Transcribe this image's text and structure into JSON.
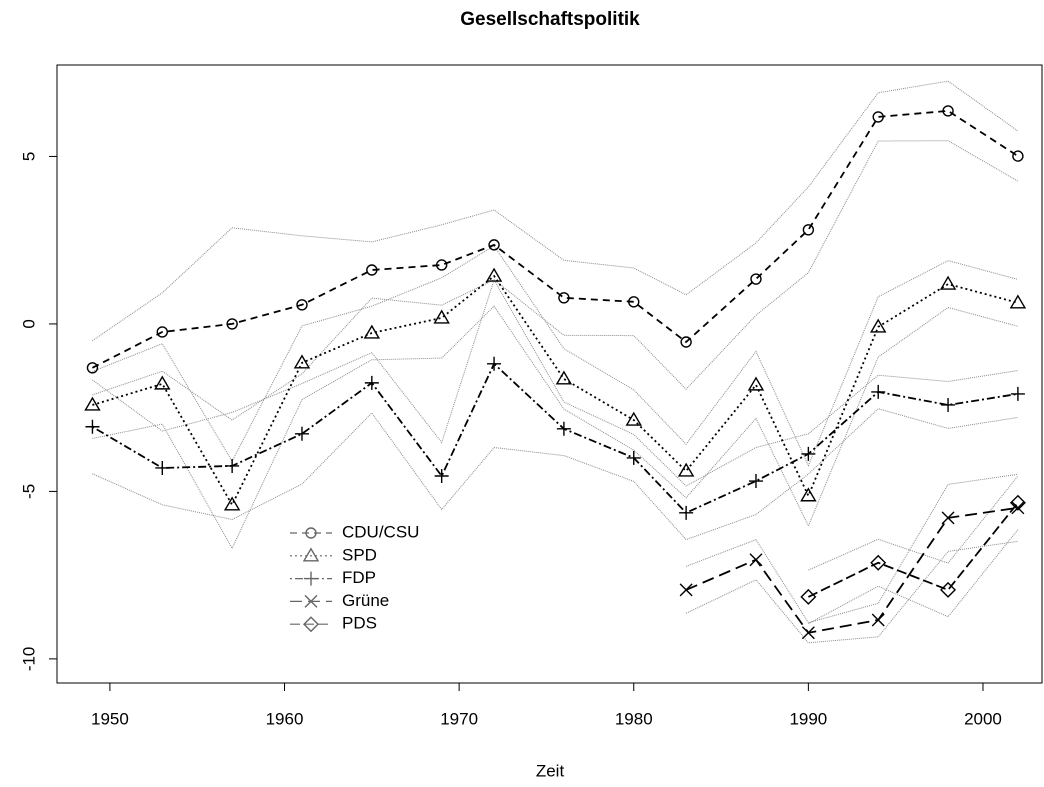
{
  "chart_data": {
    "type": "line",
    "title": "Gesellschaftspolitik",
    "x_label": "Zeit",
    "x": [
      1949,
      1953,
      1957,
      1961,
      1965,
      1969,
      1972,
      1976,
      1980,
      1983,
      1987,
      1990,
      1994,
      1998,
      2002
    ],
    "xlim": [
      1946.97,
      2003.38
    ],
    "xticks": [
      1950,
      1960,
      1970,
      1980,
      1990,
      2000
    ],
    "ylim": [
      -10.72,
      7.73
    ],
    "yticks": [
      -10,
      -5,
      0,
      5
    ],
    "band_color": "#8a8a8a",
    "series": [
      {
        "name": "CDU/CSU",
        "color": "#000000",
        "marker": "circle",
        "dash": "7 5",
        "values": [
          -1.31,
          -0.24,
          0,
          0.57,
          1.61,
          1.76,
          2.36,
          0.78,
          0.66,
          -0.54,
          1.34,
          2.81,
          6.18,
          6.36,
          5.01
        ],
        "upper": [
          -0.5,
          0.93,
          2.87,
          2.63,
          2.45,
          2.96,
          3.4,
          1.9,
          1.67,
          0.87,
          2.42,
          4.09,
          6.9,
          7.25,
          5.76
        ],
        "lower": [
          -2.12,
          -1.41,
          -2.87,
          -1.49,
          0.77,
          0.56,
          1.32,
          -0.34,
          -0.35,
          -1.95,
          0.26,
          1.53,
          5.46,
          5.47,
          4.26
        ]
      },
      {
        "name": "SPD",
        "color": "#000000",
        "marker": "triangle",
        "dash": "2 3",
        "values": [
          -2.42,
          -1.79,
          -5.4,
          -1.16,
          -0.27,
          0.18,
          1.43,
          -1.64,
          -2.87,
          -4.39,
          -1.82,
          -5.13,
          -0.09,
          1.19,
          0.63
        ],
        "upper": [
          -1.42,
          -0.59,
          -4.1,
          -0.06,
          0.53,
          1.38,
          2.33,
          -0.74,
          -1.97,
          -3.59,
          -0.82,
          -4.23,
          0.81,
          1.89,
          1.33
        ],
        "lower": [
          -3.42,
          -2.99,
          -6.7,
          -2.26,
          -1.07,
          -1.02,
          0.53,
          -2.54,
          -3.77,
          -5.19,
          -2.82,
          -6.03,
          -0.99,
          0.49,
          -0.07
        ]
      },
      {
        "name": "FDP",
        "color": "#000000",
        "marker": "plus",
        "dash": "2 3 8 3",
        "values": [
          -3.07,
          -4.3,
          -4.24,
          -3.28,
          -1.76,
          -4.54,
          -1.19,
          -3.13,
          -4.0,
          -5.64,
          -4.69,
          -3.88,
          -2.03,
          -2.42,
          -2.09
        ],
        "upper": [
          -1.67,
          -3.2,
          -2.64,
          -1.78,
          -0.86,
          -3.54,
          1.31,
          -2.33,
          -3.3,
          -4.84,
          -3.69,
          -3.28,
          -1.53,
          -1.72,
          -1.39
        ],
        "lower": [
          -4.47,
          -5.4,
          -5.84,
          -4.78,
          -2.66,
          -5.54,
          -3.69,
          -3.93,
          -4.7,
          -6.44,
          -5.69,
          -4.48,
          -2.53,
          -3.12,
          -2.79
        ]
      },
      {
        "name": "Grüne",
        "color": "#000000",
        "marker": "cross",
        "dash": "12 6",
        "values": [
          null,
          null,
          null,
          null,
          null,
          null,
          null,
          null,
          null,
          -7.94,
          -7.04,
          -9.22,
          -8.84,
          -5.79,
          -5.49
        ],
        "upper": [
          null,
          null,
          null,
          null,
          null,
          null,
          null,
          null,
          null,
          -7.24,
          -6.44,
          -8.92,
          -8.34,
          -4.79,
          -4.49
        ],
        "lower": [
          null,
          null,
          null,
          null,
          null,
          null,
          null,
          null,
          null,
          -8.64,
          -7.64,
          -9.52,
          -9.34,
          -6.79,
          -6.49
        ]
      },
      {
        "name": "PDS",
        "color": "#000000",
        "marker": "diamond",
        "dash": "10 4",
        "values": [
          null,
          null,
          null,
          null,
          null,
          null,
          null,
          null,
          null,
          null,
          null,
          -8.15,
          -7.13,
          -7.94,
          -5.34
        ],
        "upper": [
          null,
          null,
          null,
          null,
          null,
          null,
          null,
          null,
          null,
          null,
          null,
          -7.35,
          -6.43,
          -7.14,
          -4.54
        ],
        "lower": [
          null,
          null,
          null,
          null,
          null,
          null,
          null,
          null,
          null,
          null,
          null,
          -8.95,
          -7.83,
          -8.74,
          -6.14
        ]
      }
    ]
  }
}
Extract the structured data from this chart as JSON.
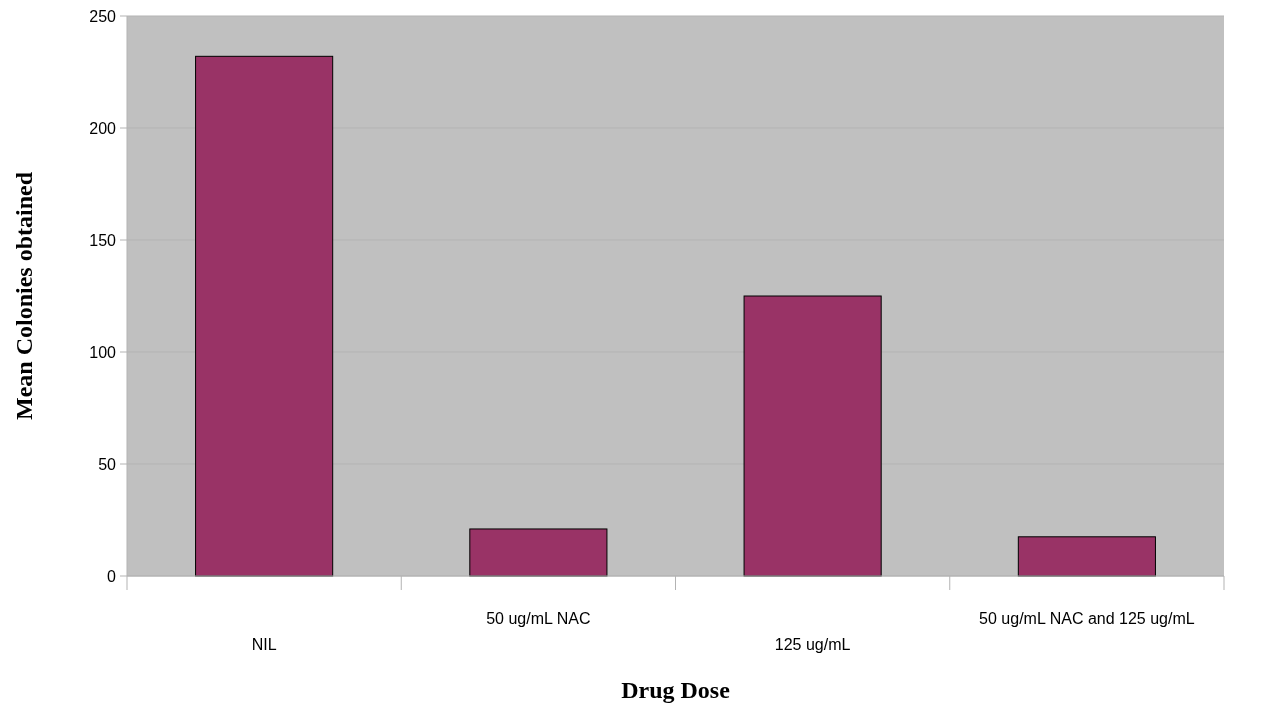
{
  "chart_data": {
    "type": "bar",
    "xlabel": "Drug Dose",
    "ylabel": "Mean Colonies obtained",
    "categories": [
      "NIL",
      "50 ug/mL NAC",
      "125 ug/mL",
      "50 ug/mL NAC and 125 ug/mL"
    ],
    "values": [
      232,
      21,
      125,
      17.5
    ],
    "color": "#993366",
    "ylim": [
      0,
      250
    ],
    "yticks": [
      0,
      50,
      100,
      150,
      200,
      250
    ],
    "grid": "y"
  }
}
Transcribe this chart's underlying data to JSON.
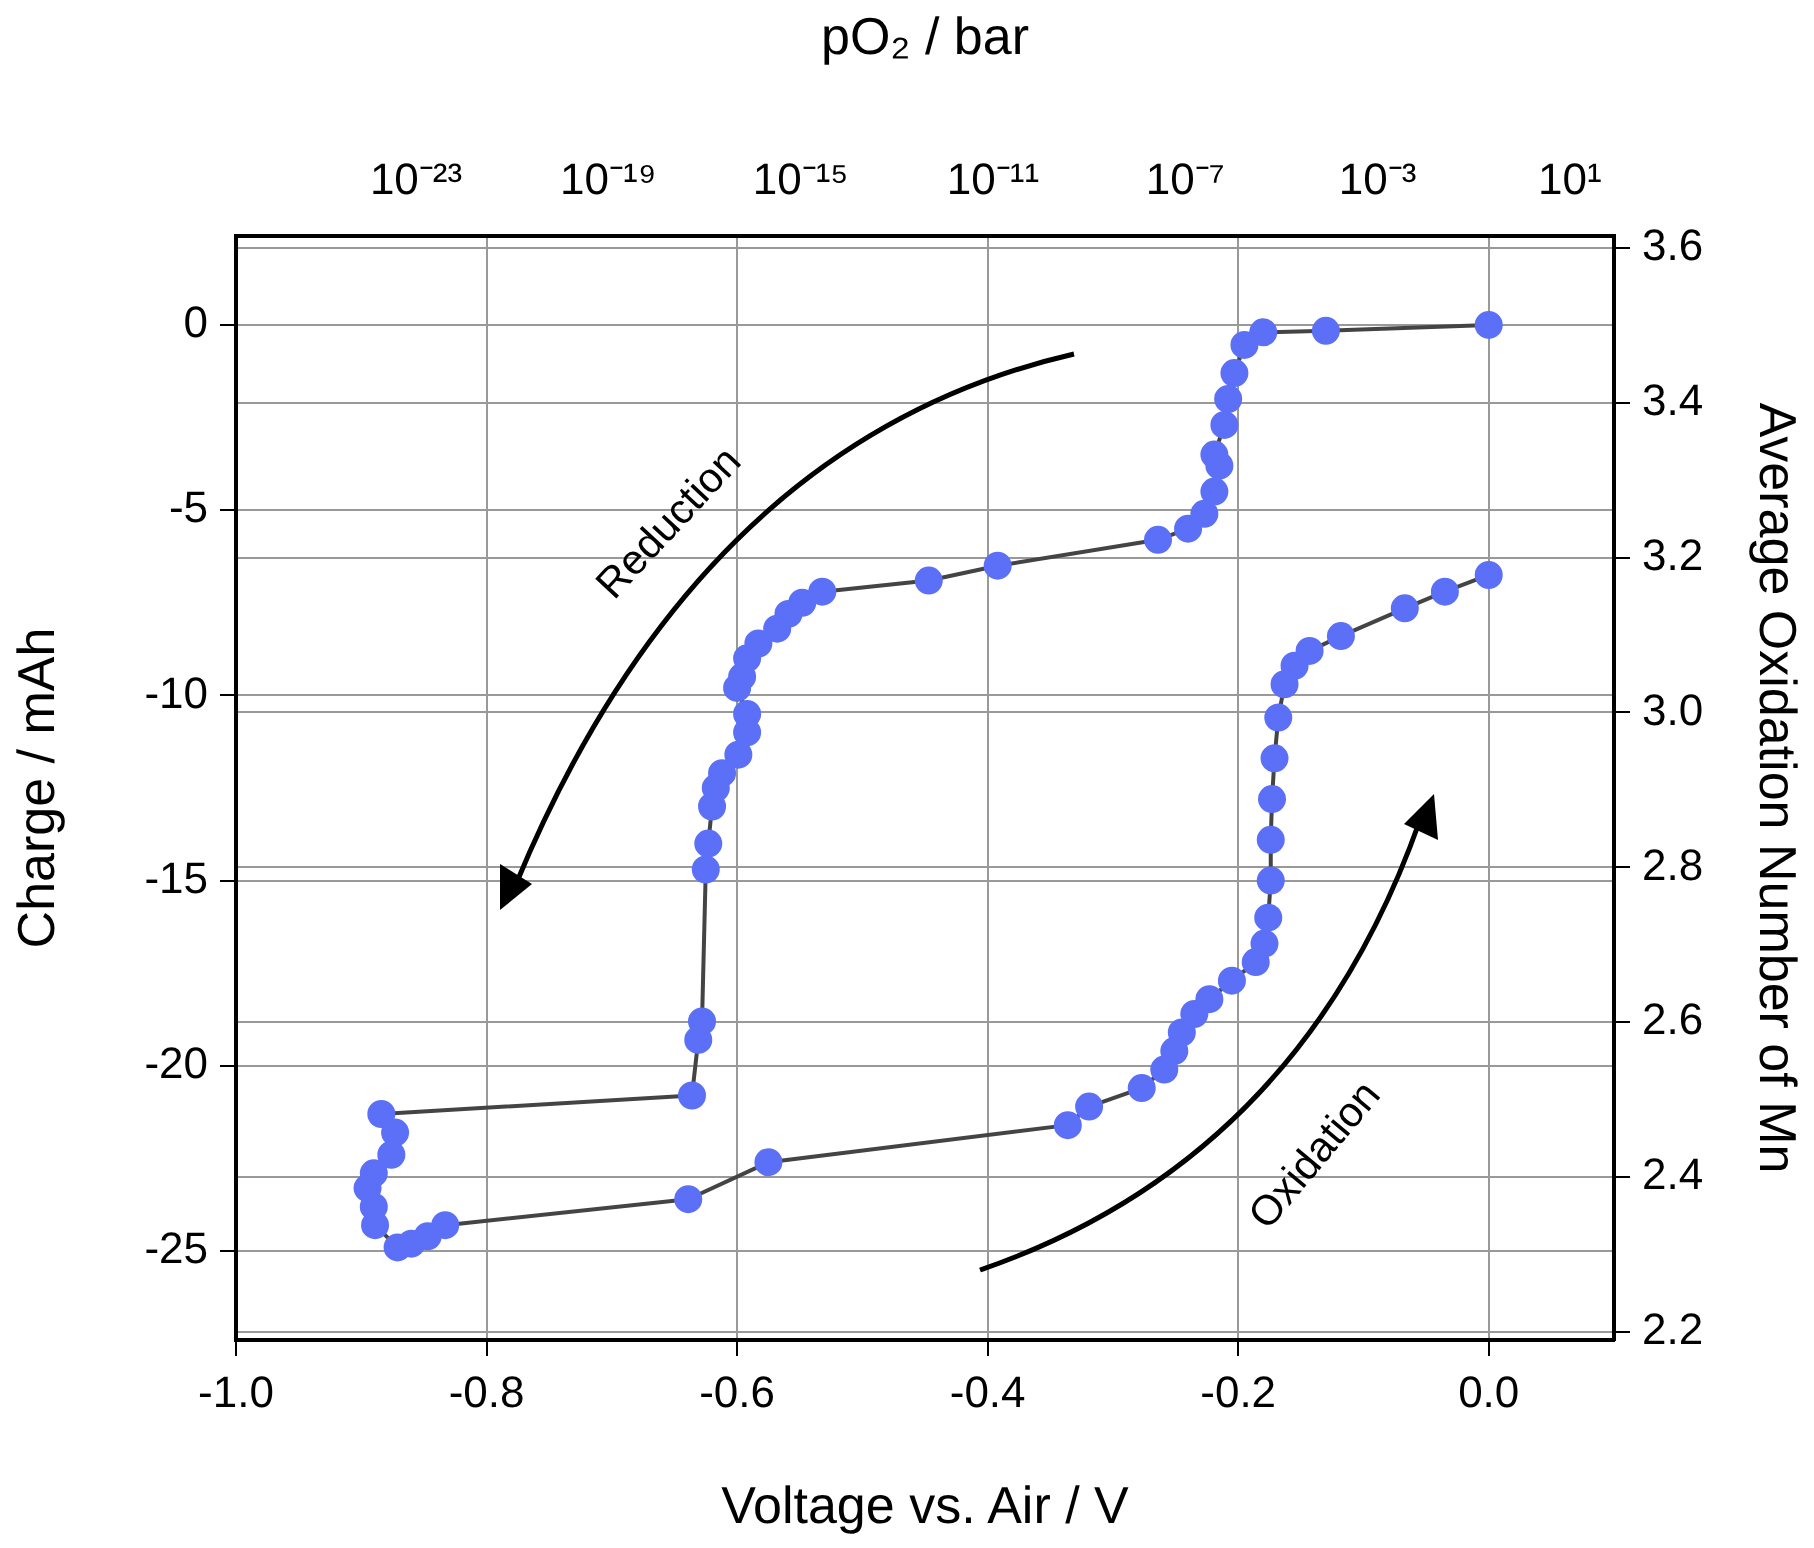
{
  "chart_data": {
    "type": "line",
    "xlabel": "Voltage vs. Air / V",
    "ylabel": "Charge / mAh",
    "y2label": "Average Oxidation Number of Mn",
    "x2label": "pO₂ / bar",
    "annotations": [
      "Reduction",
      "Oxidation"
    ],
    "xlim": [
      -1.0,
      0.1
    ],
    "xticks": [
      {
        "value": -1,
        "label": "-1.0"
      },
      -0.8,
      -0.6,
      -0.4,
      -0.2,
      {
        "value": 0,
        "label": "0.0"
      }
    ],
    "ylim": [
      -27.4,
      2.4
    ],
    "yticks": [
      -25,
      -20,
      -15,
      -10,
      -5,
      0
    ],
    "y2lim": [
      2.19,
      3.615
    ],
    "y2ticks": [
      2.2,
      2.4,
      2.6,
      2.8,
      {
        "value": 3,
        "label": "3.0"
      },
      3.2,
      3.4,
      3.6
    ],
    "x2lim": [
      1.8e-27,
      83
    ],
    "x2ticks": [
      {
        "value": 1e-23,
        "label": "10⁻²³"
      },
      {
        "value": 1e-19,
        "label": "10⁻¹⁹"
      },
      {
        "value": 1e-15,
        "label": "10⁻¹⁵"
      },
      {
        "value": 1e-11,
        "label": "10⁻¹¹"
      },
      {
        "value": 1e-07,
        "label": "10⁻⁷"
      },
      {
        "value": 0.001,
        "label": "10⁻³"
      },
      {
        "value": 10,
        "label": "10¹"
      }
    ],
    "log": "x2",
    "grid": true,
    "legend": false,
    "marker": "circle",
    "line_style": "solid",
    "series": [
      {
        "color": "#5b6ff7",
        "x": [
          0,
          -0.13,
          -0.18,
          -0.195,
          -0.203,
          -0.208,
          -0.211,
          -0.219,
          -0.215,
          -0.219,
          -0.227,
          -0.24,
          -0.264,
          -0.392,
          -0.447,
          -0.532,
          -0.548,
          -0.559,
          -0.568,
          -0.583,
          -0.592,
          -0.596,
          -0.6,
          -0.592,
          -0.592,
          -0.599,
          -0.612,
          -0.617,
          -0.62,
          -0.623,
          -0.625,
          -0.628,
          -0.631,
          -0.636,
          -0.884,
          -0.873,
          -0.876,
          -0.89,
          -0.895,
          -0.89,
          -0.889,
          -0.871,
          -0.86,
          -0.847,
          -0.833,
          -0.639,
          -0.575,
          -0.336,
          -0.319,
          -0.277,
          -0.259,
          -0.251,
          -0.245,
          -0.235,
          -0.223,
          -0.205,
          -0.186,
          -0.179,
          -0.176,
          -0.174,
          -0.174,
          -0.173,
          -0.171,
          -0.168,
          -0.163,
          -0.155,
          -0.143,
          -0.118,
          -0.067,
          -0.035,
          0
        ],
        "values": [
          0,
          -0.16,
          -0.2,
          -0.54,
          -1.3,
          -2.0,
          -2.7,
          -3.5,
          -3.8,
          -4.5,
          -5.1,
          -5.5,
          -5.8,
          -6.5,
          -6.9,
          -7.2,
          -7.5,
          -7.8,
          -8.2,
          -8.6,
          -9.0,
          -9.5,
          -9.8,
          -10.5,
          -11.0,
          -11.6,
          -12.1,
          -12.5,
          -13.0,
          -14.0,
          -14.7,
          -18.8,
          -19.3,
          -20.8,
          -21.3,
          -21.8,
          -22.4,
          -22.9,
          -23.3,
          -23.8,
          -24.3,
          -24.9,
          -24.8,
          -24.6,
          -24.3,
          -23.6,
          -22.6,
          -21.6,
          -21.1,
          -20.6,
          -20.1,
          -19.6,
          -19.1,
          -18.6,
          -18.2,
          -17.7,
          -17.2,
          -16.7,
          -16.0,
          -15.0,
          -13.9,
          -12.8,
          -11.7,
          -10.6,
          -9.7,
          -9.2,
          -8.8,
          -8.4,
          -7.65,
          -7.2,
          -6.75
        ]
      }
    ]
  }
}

**Work required:** In the records above, how many lines contain the word "dash"? Give the number alone.

**The reply:** 5